> Materials provided:
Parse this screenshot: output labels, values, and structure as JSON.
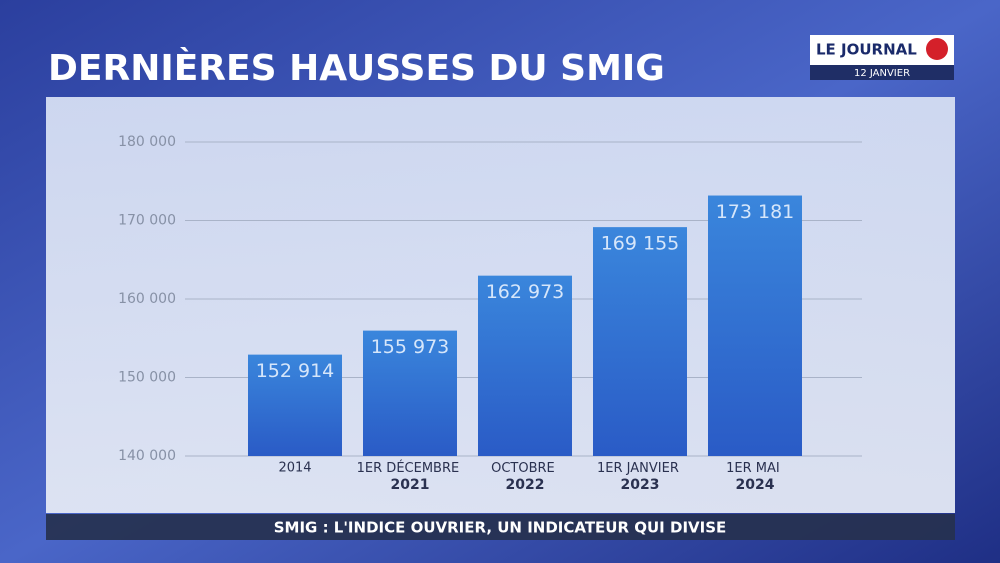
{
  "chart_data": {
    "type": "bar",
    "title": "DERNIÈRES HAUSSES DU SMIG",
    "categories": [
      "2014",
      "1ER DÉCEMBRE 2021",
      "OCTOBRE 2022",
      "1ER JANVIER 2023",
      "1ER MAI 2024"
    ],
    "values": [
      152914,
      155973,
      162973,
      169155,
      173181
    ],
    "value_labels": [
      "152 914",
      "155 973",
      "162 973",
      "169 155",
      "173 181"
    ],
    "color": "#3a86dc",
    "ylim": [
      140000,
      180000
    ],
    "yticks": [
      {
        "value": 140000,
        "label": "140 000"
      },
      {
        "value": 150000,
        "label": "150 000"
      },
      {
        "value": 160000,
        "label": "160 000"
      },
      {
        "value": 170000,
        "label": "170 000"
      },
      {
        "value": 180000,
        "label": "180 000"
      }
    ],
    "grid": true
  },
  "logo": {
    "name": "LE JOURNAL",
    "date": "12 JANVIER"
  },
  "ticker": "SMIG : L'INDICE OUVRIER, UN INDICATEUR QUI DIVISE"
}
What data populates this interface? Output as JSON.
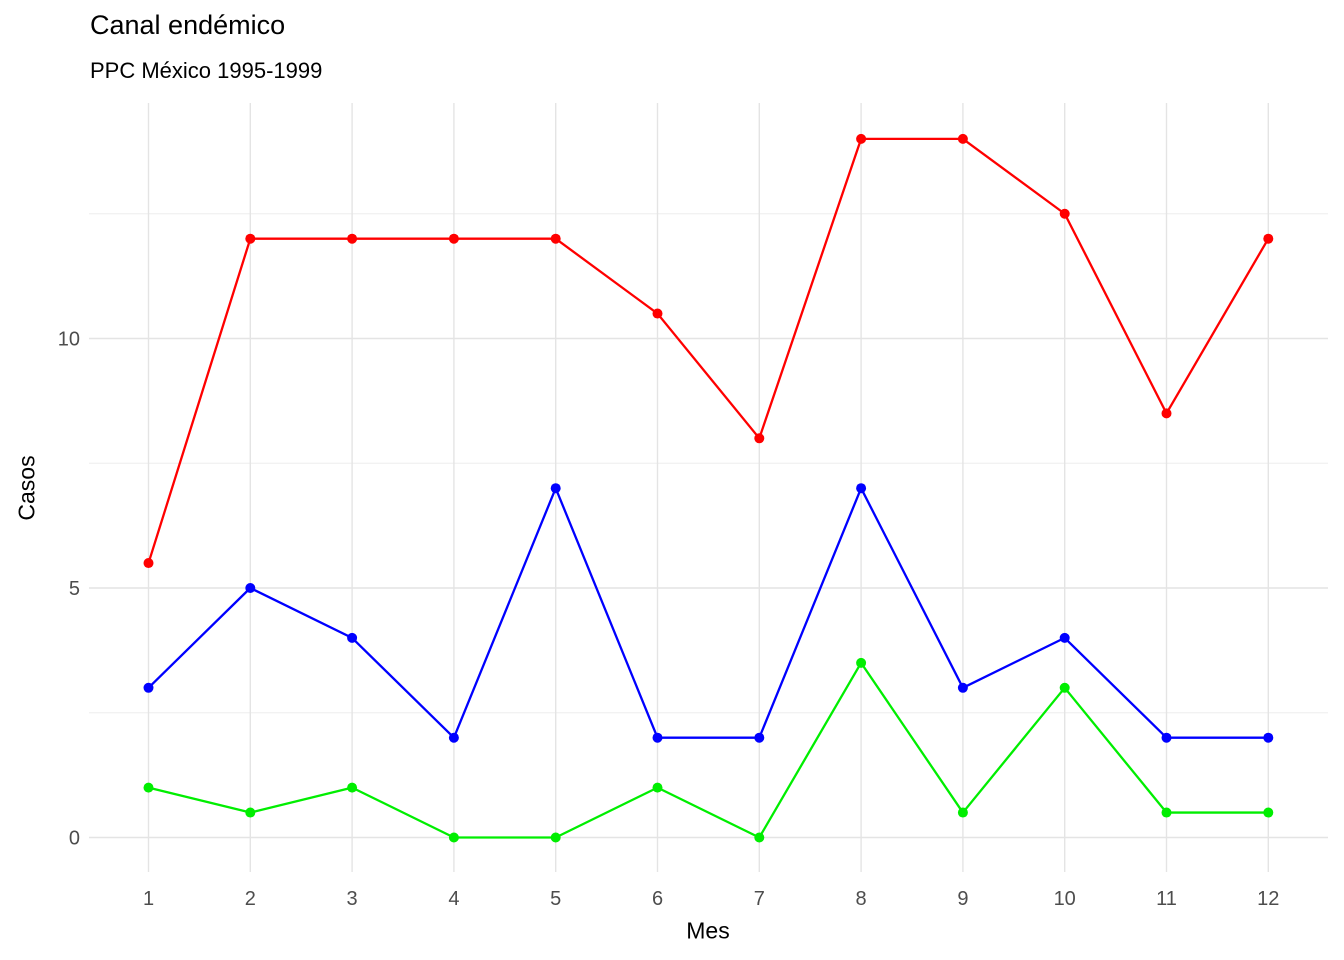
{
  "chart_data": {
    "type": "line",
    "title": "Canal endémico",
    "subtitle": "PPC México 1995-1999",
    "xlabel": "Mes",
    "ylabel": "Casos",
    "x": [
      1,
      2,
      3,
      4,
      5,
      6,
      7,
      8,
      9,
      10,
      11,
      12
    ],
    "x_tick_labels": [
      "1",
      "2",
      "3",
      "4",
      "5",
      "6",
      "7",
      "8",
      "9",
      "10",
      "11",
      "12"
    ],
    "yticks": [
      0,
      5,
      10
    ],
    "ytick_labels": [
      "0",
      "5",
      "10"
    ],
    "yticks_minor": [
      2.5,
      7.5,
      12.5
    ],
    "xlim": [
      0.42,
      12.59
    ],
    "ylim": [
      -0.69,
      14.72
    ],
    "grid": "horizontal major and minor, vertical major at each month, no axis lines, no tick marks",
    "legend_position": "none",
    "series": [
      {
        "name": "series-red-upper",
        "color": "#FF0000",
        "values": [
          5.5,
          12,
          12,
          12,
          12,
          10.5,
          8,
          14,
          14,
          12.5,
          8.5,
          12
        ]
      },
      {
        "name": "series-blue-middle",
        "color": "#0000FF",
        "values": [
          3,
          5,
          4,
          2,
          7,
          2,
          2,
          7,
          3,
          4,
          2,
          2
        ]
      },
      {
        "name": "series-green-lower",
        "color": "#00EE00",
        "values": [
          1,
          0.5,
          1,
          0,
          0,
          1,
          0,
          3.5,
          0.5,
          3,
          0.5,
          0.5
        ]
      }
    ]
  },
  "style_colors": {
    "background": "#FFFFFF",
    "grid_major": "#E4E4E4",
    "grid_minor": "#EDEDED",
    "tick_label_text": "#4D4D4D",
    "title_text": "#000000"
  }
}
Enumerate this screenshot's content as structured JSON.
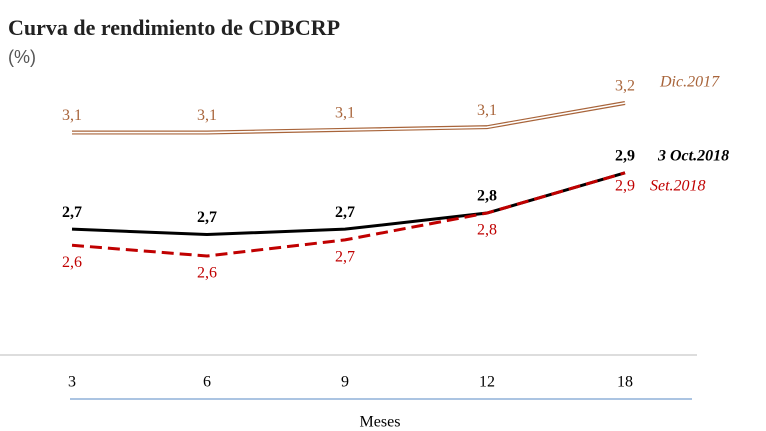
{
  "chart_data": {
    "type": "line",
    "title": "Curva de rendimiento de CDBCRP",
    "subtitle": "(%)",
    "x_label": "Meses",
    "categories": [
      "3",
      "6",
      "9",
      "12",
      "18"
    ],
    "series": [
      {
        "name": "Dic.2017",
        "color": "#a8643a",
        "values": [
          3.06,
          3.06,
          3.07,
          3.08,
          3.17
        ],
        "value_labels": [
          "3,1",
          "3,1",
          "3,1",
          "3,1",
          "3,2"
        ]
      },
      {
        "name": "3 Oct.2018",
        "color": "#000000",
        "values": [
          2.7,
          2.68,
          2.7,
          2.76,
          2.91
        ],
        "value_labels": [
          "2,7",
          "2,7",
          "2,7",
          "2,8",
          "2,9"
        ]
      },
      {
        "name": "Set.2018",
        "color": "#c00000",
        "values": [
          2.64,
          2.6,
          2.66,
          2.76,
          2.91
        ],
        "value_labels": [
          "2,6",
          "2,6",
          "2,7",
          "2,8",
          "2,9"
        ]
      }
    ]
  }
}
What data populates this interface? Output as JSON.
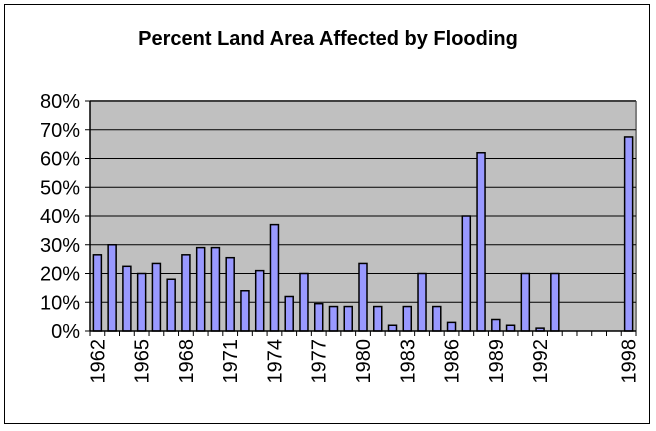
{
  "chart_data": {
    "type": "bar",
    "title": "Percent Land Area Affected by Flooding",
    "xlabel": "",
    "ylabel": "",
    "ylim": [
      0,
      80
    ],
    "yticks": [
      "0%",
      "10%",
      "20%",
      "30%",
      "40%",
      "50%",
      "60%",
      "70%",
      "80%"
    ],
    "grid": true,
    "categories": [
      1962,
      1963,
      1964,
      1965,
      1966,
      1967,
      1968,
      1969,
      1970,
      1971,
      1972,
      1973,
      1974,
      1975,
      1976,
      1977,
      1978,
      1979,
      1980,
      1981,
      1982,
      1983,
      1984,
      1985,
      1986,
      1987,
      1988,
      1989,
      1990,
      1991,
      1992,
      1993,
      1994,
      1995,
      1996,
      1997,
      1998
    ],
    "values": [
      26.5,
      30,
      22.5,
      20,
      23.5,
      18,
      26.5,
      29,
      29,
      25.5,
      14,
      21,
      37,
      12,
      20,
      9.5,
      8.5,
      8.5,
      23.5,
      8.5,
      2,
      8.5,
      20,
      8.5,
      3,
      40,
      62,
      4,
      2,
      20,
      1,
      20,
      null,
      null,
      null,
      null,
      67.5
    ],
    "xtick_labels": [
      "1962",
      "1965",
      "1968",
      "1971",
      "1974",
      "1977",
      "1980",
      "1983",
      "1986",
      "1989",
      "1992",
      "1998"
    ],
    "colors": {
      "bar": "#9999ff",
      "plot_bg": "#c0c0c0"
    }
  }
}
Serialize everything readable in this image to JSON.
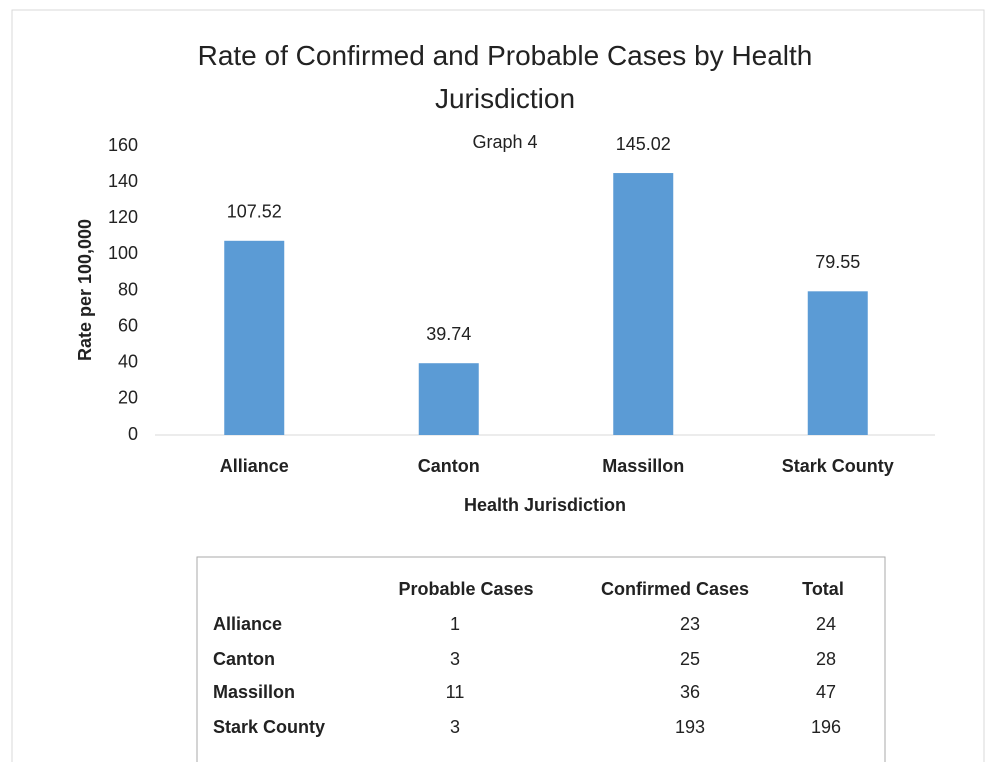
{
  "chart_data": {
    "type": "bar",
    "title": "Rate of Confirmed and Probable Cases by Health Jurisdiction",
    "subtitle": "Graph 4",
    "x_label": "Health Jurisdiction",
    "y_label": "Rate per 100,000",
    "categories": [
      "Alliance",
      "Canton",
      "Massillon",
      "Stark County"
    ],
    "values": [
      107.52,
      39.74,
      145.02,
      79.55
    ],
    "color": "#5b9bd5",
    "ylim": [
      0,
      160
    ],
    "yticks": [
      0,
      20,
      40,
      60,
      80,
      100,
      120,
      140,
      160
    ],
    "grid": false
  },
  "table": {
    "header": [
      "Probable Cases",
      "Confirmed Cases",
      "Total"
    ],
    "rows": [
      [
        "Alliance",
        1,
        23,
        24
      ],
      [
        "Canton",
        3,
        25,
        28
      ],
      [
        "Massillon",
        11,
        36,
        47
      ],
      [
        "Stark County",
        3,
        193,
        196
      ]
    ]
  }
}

> Given instruction: Transcribe each line above verbatim, with the pictures left out.

> Result:
Parse this screenshot: output labels, values, and structure as JSON.
{
  "chart_data": {
    "type": "bar",
    "title": "DERNIÈRES HAUSSES DU SMIG",
    "categories": [
      "2014",
      "1ER DÉCEMBRE 2021",
      "OCTOBRE 2022",
      "1ER JANVIER 2023",
      "1ER MAI 2024"
    ],
    "values": [
      152914,
      155973,
      162973,
      169155,
      173181
    ],
    "value_labels": [
      "152 914",
      "155 973",
      "162 973",
      "169 155",
      "173 181"
    ],
    "color": "#3a86dc",
    "ylim": [
      140000,
      180000
    ],
    "yticks": [
      {
        "value": 140000,
        "label": "140 000"
      },
      {
        "value": 150000,
        "label": "150 000"
      },
      {
        "value": 160000,
        "label": "160 000"
      },
      {
        "value": 170000,
        "label": "170 000"
      },
      {
        "value": 180000,
        "label": "180 000"
      }
    ],
    "grid": true
  },
  "logo": {
    "name": "LE JOURNAL",
    "date": "12 JANVIER"
  },
  "ticker": "SMIG : L'INDICE OUVRIER, UN INDICATEUR QUI DIVISE"
}
What data populates this interface? Output as JSON.
{
  "chart_data": {
    "type": "line",
    "title": "Canal endémico",
    "subtitle": "PPC México 1995-1999",
    "xlabel": "Mes",
    "ylabel": "Casos",
    "x": [
      1,
      2,
      3,
      4,
      5,
      6,
      7,
      8,
      9,
      10,
      11,
      12
    ],
    "x_tick_labels": [
      "1",
      "2",
      "3",
      "4",
      "5",
      "6",
      "7",
      "8",
      "9",
      "10",
      "11",
      "12"
    ],
    "yticks": [
      0,
      5,
      10
    ],
    "ytick_labels": [
      "0",
      "5",
      "10"
    ],
    "yticks_minor": [
      2.5,
      7.5,
      12.5
    ],
    "xlim": [
      0.42,
      12.59
    ],
    "ylim": [
      -0.69,
      14.72
    ],
    "grid": "horizontal major and minor, vertical major at each month, no axis lines, no tick marks",
    "legend_position": "none",
    "series": [
      {
        "name": "series-red-upper",
        "color": "#FF0000",
        "values": [
          5.5,
          12,
          12,
          12,
          12,
          10.5,
          8,
          14,
          14,
          12.5,
          8.5,
          12
        ]
      },
      {
        "name": "series-blue-middle",
        "color": "#0000FF",
        "values": [
          3,
          5,
          4,
          2,
          7,
          2,
          2,
          7,
          3,
          4,
          2,
          2
        ]
      },
      {
        "name": "series-green-lower",
        "color": "#00EE00",
        "values": [
          1,
          0.5,
          1,
          0,
          0,
          1,
          0,
          3.5,
          0.5,
          3,
          0.5,
          0.5
        ]
      }
    ]
  },
  "style_colors": {
    "background": "#FFFFFF",
    "grid_major": "#E4E4E4",
    "grid_minor": "#EDEDED",
    "tick_label_text": "#4D4D4D",
    "title_text": "#000000"
  }
}
Enumerate this screenshot's content as structured JSON.
{
  "chart_data": {
    "type": "line",
    "title": "Curva de rendimiento de CDBCRP",
    "subtitle": "(%)",
    "x_label": "Meses",
    "categories": [
      "3",
      "6",
      "9",
      "12",
      "18"
    ],
    "series": [
      {
        "name": "Dic.2017",
        "color": "#a8643a",
        "values": [
          3.06,
          3.06,
          3.07,
          3.08,
          3.17
        ],
        "value_labels": [
          "3,1",
          "3,1",
          "3,1",
          "3,1",
          "3,2"
        ]
      },
      {
        "name": "3 Oct.2018",
        "color": "#000000",
        "values": [
          2.7,
          2.68,
          2.7,
          2.76,
          2.91
        ],
        "value_labels": [
          "2,7",
          "2,7",
          "2,7",
          "2,8",
          "2,9"
        ]
      },
      {
        "name": "Set.2018",
        "color": "#c00000",
        "values": [
          2.64,
          2.6,
          2.66,
          2.76,
          2.91
        ],
        "value_labels": [
          "2,6",
          "2,6",
          "2,7",
          "2,8",
          "2,9"
        ]
      }
    ]
  }
}
What data populates this interface? Output as JSON.
{
  "chart_data": {
    "type": "bar",
    "title": "Percent Land Area Affected by Flooding",
    "xlabel": "",
    "ylabel": "",
    "ylim": [
      0,
      80
    ],
    "yticks": [
      "0%",
      "10%",
      "20%",
      "30%",
      "40%",
      "50%",
      "60%",
      "70%",
      "80%"
    ],
    "grid": true,
    "categories": [
      1962,
      1963,
      1964,
      1965,
      1966,
      1967,
      1968,
      1969,
      1970,
      1971,
      1972,
      1973,
      1974,
      1975,
      1976,
      1977,
      1978,
      1979,
      1980,
      1981,
      1982,
      1983,
      1984,
      1985,
      1986,
      1987,
      1988,
      1989,
      1990,
      1991,
      1992,
      1993,
      1994,
      1995,
      1996,
      1997,
      1998
    ],
    "values": [
      26.5,
      30,
      22.5,
      20,
      23.5,
      18,
      26.5,
      29,
      29,
      25.5,
      14,
      21,
      37,
      12,
      20,
      9.5,
      8.5,
      8.5,
      23.5,
      8.5,
      2,
      8.5,
      20,
      8.5,
      3,
      40,
      62,
      4,
      2,
      20,
      1,
      20,
      null,
      null,
      null,
      null,
      67.5
    ],
    "xtick_labels": [
      "1962",
      "1965",
      "1968",
      "1971",
      "1974",
      "1977",
      "1980",
      "1983",
      "1986",
      "1989",
      "1992",
      "1998"
    ],
    "colors": {
      "bar": "#9999ff",
      "plot_bg": "#c0c0c0"
    }
  }
}
Serialize everything readable in this image to JSON.
{
  "chart_data": {
    "type": "bar",
    "title": "Rate of Confirmed and Probable Cases by Health Jurisdiction",
    "subtitle": "Graph 4",
    "x_label": "Health Jurisdiction",
    "y_label": "Rate per 100,000",
    "categories": [
      "Alliance",
      "Canton",
      "Massillon",
      "Stark County"
    ],
    "values": [
      107.52,
      39.74,
      145.02,
      79.55
    ],
    "color": "#5b9bd5",
    "ylim": [
      0,
      160
    ],
    "yticks": [
      0,
      20,
      40,
      60,
      80,
      100,
      120,
      140,
      160
    ],
    "grid": false
  },
  "table": {
    "header": [
      "Probable Cases",
      "Confirmed Cases",
      "Total"
    ],
    "rows": [
      [
        "Alliance",
        1,
        23,
        24
      ],
      [
        "Canton",
        3,
        25,
        28
      ],
      [
        "Massillon",
        11,
        36,
        47
      ],
      [
        "Stark County",
        3,
        193,
        196
      ]
    ]
  }
}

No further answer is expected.